Problem to solve: Gather every line that includes the word "title", please.

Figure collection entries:

((

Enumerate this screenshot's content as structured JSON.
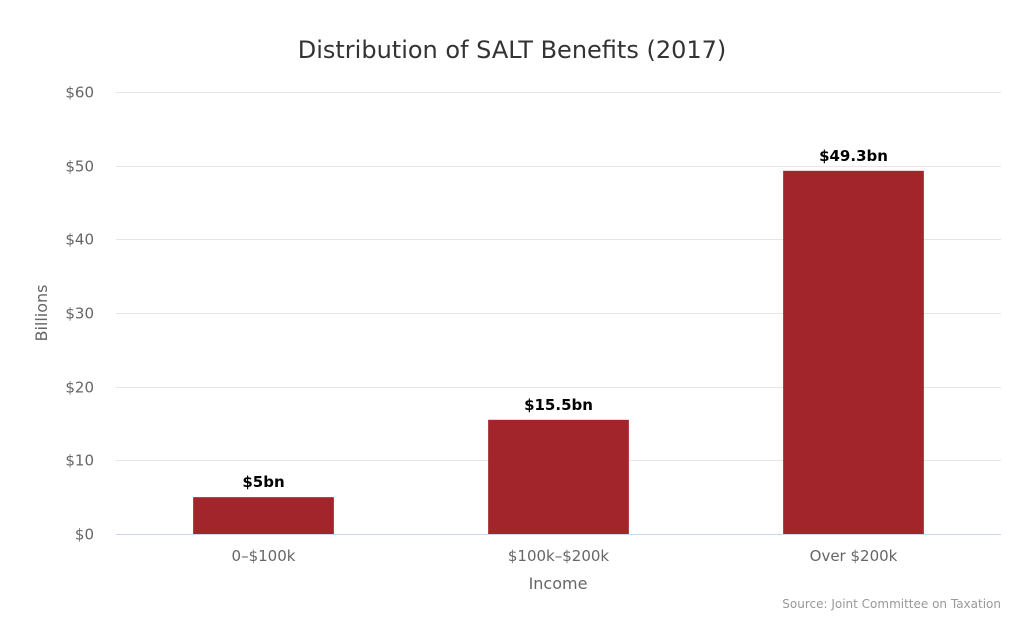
{
  "chart_data": {
    "type": "bar",
    "title": "Distribution of SALT Benefits (2017)",
    "xlabel": "Income",
    "ylabel": "Billions",
    "categories": [
      "0–$100k",
      "$100k–$200k",
      "Over $200k"
    ],
    "values": [
      5,
      15.5,
      49.3
    ],
    "data_labels": [
      "$5bn",
      "$15.5bn",
      "$49.3bn"
    ],
    "ylim": [
      0,
      60
    ],
    "yticks": [
      0,
      10,
      20,
      30,
      40,
      50,
      60
    ],
    "ytick_labels": [
      "$0",
      "$10",
      "$20",
      "$30",
      "$40",
      "$50",
      "$60"
    ],
    "grid": true,
    "legend": "none",
    "bar_color": "#a2252b",
    "credits": "Source: Joint Committee on Taxation"
  }
}
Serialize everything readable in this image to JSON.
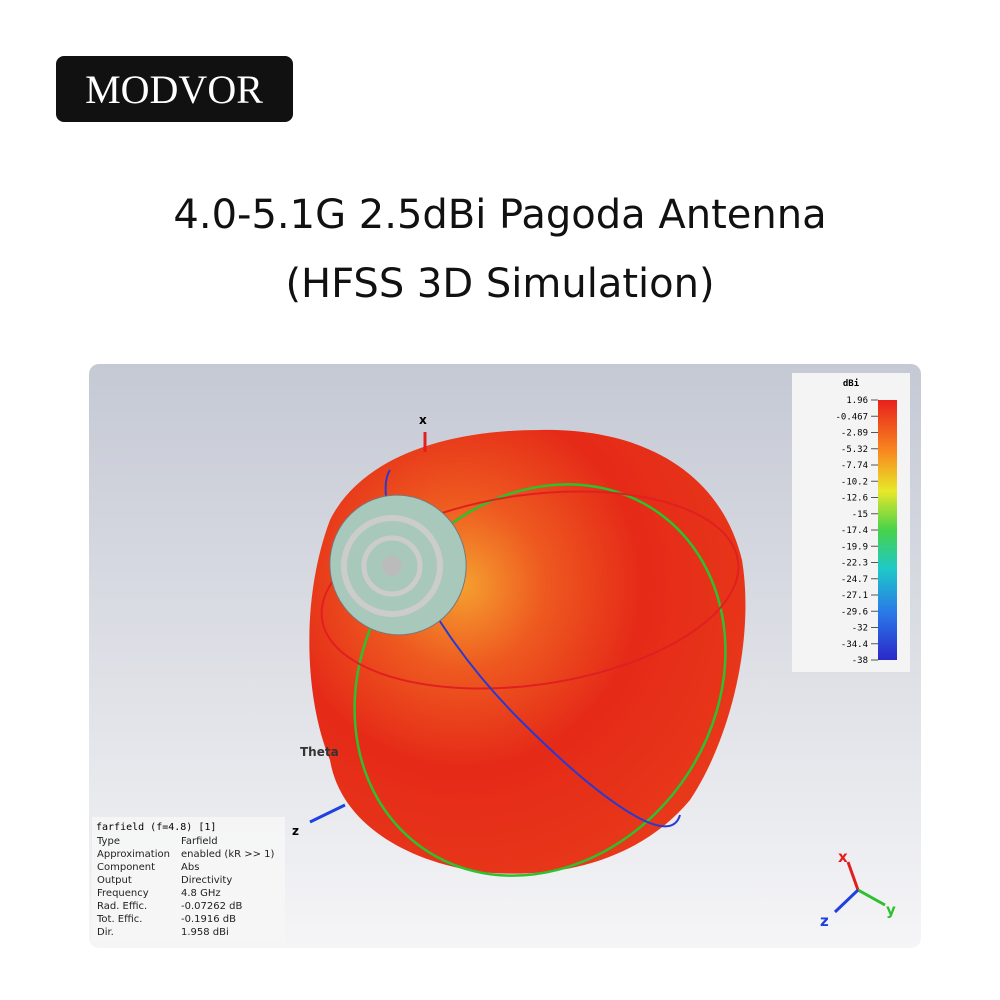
{
  "logo": "MODVOR",
  "title": [
    "4.0-5.1G 2.5dBi Pagoda Antenna",
    "(HFSS 3D Simulation)"
  ],
  "legend": {
    "unit": "dBi",
    "ticks": [
      "1.96",
      "-0.467",
      "-2.89",
      "-5.32",
      "-7.74",
      "-10.2",
      "-12.6",
      "-15",
      "-17.4",
      "-19.9",
      "-22.3",
      "-24.7",
      "-27.1",
      "-29.6",
      "-32",
      "-34.4",
      "-38"
    ]
  },
  "info": {
    "header": "farfield (f=4.8) [1]",
    "rows": [
      [
        "Type",
        "Farfield"
      ],
      [
        "Approximation",
        "enabled (kR >> 1)"
      ],
      [
        "Component",
        "Abs"
      ],
      [
        "Output",
        "Directivity"
      ],
      [
        "Frequency",
        "4.8 GHz"
      ],
      [
        "Rad. Effic.",
        "-0.07262 dB"
      ],
      [
        "Tot. Effic.",
        "-0.1916 dB"
      ],
      [
        "Dir.",
        "1.958 dBi"
      ]
    ]
  },
  "scene_labels": {
    "x": "x",
    "z": "z",
    "theta": "Theta"
  },
  "triad": {
    "x": "x",
    "y": "y",
    "z": "z"
  }
}
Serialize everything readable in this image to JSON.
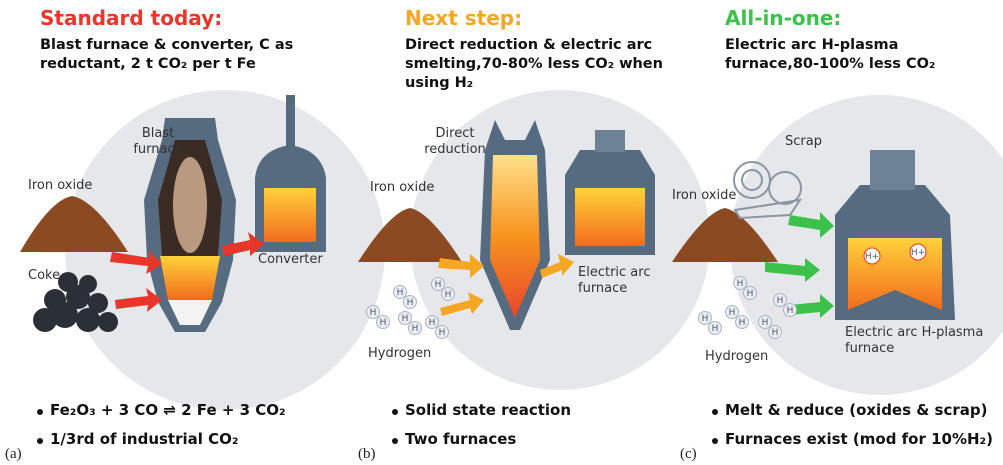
{
  "panels": [
    {
      "label": "(a)",
      "heading": "Standard today:",
      "description": "Blast furnace & converter, C as reductant, 2 t CO₂ per t Fe",
      "callouts": [
        "Blast furnace",
        "Iron oxide",
        "Coke",
        "Converter"
      ],
      "bullets": [
        "Fe₂O₃ + 3 CO ⇌ 2 Fe + 3 CO₂",
        "1/3rd of industrial CO₂"
      ]
    },
    {
      "label": "(b)",
      "heading": "Next step:",
      "description": "Direct reduction & electric arc smelting,70-80% less CO₂ when using H₂",
      "callouts": [
        "Direct reduction",
        "Iron oxide",
        "Electric arc furnace",
        "Hydrogen"
      ],
      "bullets": [
        "Solid state reaction",
        "Two furnaces"
      ]
    },
    {
      "label": "(c)",
      "heading": "All-in-one:",
      "description": "Electric arc H-plasma furnace,80-100% less CO₂",
      "callouts": [
        "Scrap",
        "Iron oxide",
        "Electric arc H-plasma furnace",
        "Hydrogen"
      ],
      "bullets": [
        "Melt & reduce (oxides & scrap)",
        "Furnaces exist (mod for 10%H₂)"
      ]
    }
  ],
  "atom_symbol": "H",
  "ion_symbol": "H+"
}
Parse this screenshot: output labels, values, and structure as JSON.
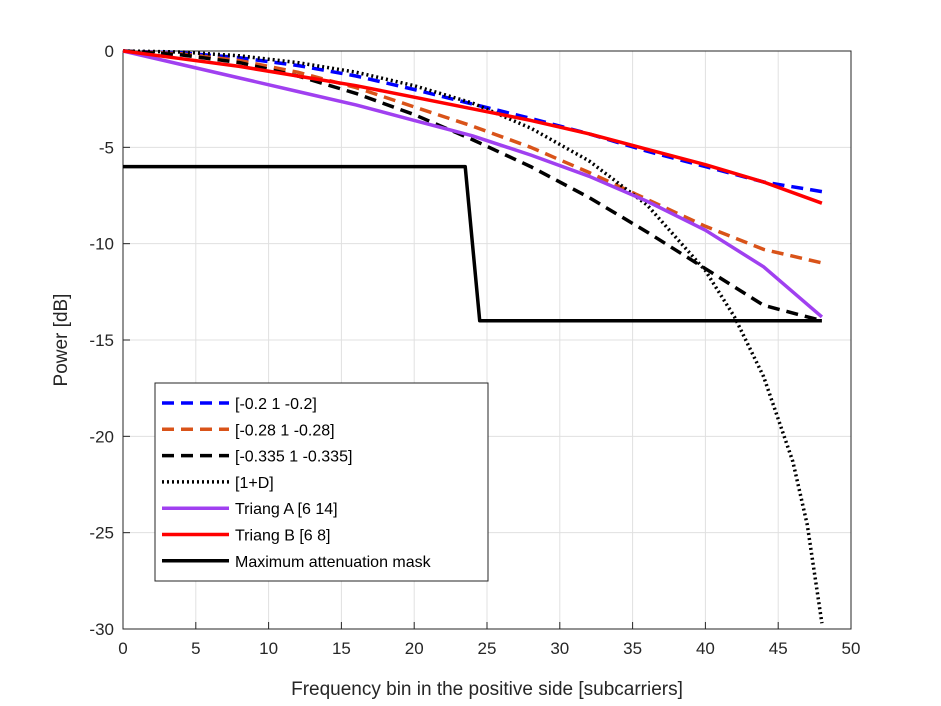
{
  "chart_data": {
    "type": "line",
    "title": "",
    "xlabel": "Frequency bin in the positive side [subcarriers]",
    "ylabel": "Power [dB]",
    "xlim": [
      0,
      50
    ],
    "ylim": [
      -30,
      0
    ],
    "xticks": [
      0,
      5,
      10,
      15,
      20,
      25,
      30,
      35,
      40,
      45,
      50
    ],
    "yticks": [
      0,
      -5,
      -10,
      -15,
      -20,
      -25,
      -30
    ],
    "grid": true,
    "legend_position": "lower-left",
    "series": [
      {
        "name": "[-0.2 1 -0.2]",
        "color": "#0000ff",
        "style": "dashed",
        "x": [
          0,
          4,
          8,
          12,
          16,
          20,
          24,
          28,
          32,
          36,
          40,
          44,
          48
        ],
        "y": [
          0,
          -0.1,
          -0.35,
          -0.75,
          -1.3,
          -2.0,
          -2.75,
          -3.5,
          -4.3,
          -5.2,
          -6.0,
          -6.8,
          -7.3
        ]
      },
      {
        "name": "[-0.28 1 -0.28]",
        "color": "#d95319",
        "style": "dashed",
        "x": [
          0,
          4,
          8,
          12,
          16,
          20,
          24,
          28,
          32,
          36,
          40,
          44,
          48
        ],
        "y": [
          0,
          -0.15,
          -0.5,
          -1.1,
          -1.9,
          -2.9,
          -3.9,
          -5.0,
          -6.3,
          -7.7,
          -9.1,
          -10.3,
          -11.0
        ]
      },
      {
        "name": "[-0.335 1 -0.335]",
        "color": "#000000",
        "style": "dashed",
        "x": [
          0,
          4,
          8,
          12,
          16,
          20,
          24,
          28,
          32,
          36,
          40,
          44,
          48
        ],
        "y": [
          0,
          -0.2,
          -0.6,
          -1.3,
          -2.2,
          -3.3,
          -4.6,
          -6.0,
          -7.6,
          -9.4,
          -11.3,
          -13.2,
          -14.0
        ]
      },
      {
        "name": "[1+D]",
        "color": "#000000",
        "style": "dotted",
        "x": [
          0,
          4,
          8,
          12,
          16,
          20,
          24,
          28,
          32,
          36,
          40,
          42,
          44,
          46,
          47,
          48
        ],
        "y": [
          0,
          -0.05,
          -0.25,
          -0.6,
          -1.1,
          -1.8,
          -2.7,
          -4.0,
          -5.7,
          -8.0,
          -11.4,
          -13.8,
          -16.9,
          -21.3,
          -24.6,
          -29.7
        ]
      },
      {
        "name": "Triang A [6 14]",
        "color": "#a040f0",
        "style": "solid",
        "x": [
          0,
          4,
          8,
          12,
          16,
          20,
          24,
          28,
          32,
          36,
          40,
          44,
          48
        ],
        "y": [
          0,
          -0.7,
          -1.4,
          -2.1,
          -2.8,
          -3.6,
          -4.4,
          -5.4,
          -6.5,
          -7.8,
          -9.3,
          -11.2,
          -13.8
        ]
      },
      {
        "name": "Triang B [6 8]",
        "color": "#ff0000",
        "style": "solid",
        "x": [
          0,
          4,
          8,
          12,
          16,
          20,
          24,
          28,
          32,
          36,
          40,
          44,
          48
        ],
        "y": [
          0,
          -0.4,
          -0.8,
          -1.3,
          -1.8,
          -2.4,
          -3.0,
          -3.6,
          -4.3,
          -5.1,
          -5.9,
          -6.8,
          -7.9
        ]
      },
      {
        "name": "Maximum attenuation mask",
        "color": "#000000",
        "style": "solid",
        "x": [
          0,
          23.5,
          24.5,
          48
        ],
        "y": [
          -6,
          -6,
          -14,
          -14
        ]
      }
    ]
  }
}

))

Full output:
    "title": "Distribution of SALT Benefits (2017)",
  "title": [
    "title": "",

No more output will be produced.